▶ _PROMPT_: Hunt for the word "JSON" across the entries below, copying each line that holds it.

▶ _MATERIAL FOR THIS EXERCISE_:
================================
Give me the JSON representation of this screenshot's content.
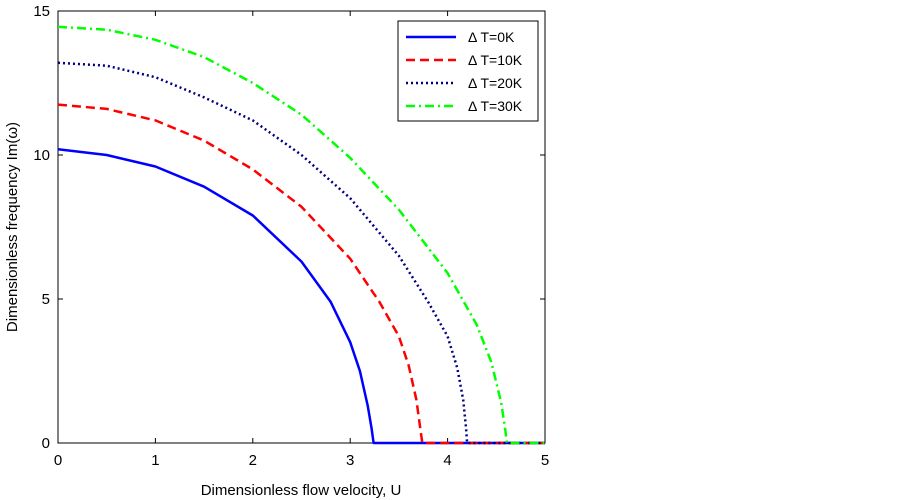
{
  "chart_data": {
    "type": "line",
    "title": "",
    "xlabel": "Dimensionless flow velocity, U",
    "ylabel": "Dimensionless frequency Im(ω)",
    "xlim": [
      0,
      5
    ],
    "ylim": [
      0,
      15
    ],
    "xticks": [
      "0",
      "1",
      "2",
      "3",
      "4",
      "5"
    ],
    "yticks": [
      "0",
      "5",
      "10",
      "15"
    ],
    "grid": false,
    "legend_position": "top-right",
    "series": [
      {
        "name": "Δ T=0K",
        "color": "#0000ff",
        "style": "solid",
        "x": [
          0,
          0.5,
          1.0,
          1.5,
          2.0,
          2.5,
          2.8,
          3.0,
          3.1,
          3.18,
          3.22,
          3.24,
          5.0
        ],
        "y": [
          10.2,
          10.0,
          9.6,
          8.9,
          7.9,
          6.3,
          4.9,
          3.5,
          2.5,
          1.3,
          0.5,
          0.0,
          0.0
        ]
      },
      {
        "name": "Δ T=10K",
        "color": "#ff0000",
        "style": "dashed",
        "x": [
          0,
          0.5,
          1.0,
          1.5,
          2.0,
          2.5,
          3.0,
          3.3,
          3.5,
          3.6,
          3.68,
          3.72,
          3.74,
          5.0
        ],
        "y": [
          11.75,
          11.6,
          11.2,
          10.5,
          9.5,
          8.2,
          6.4,
          4.9,
          3.7,
          2.7,
          1.5,
          0.5,
          0.0,
          0.0
        ]
      },
      {
        "name": "Δ T=20K",
        "color": "#000080",
        "style": "dotted",
        "x": [
          0,
          0.5,
          1.0,
          1.5,
          2.0,
          2.5,
          3.0,
          3.5,
          3.8,
          4.0,
          4.1,
          4.16,
          4.19,
          4.2,
          5.0
        ],
        "y": [
          13.2,
          13.1,
          12.7,
          12.0,
          11.2,
          10.0,
          8.5,
          6.5,
          4.9,
          3.7,
          2.6,
          1.5,
          0.5,
          0.0,
          0.0
        ]
      },
      {
        "name": "Δ T=30K",
        "color": "#00ff00",
        "style": "dashdot",
        "x": [
          0,
          0.5,
          1.0,
          1.5,
          2.0,
          2.5,
          3.0,
          3.5,
          4.0,
          4.3,
          4.45,
          4.55,
          4.59,
          4.61,
          5.0
        ],
        "y": [
          14.45,
          14.35,
          14.0,
          13.4,
          12.5,
          11.4,
          9.9,
          8.1,
          5.9,
          4.1,
          2.8,
          1.4,
          0.5,
          0.0,
          0.0
        ]
      }
    ]
  }
}
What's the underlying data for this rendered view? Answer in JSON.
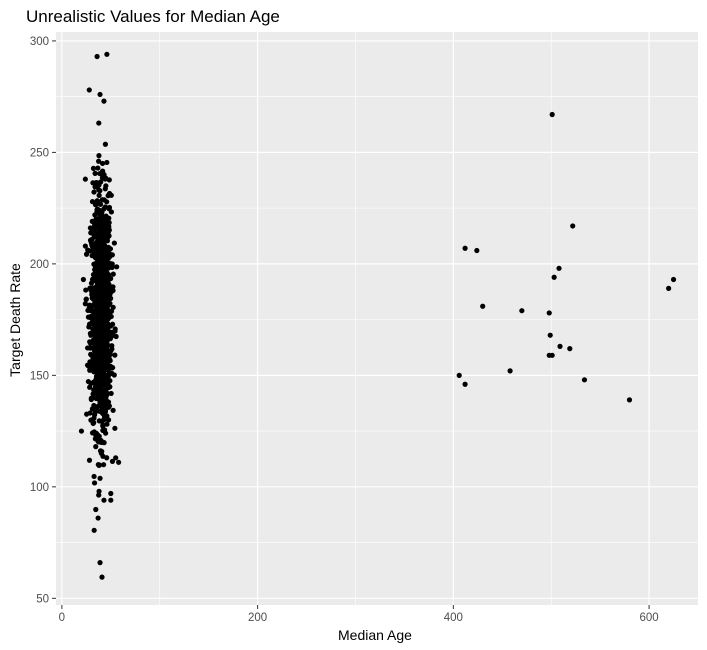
================================
▶ _SOLUTION FOR THIS EXERCISE_:
Give me the JSON representation of this screenshot's content.
What's the underlying data for this rendered view? Answer in JSON.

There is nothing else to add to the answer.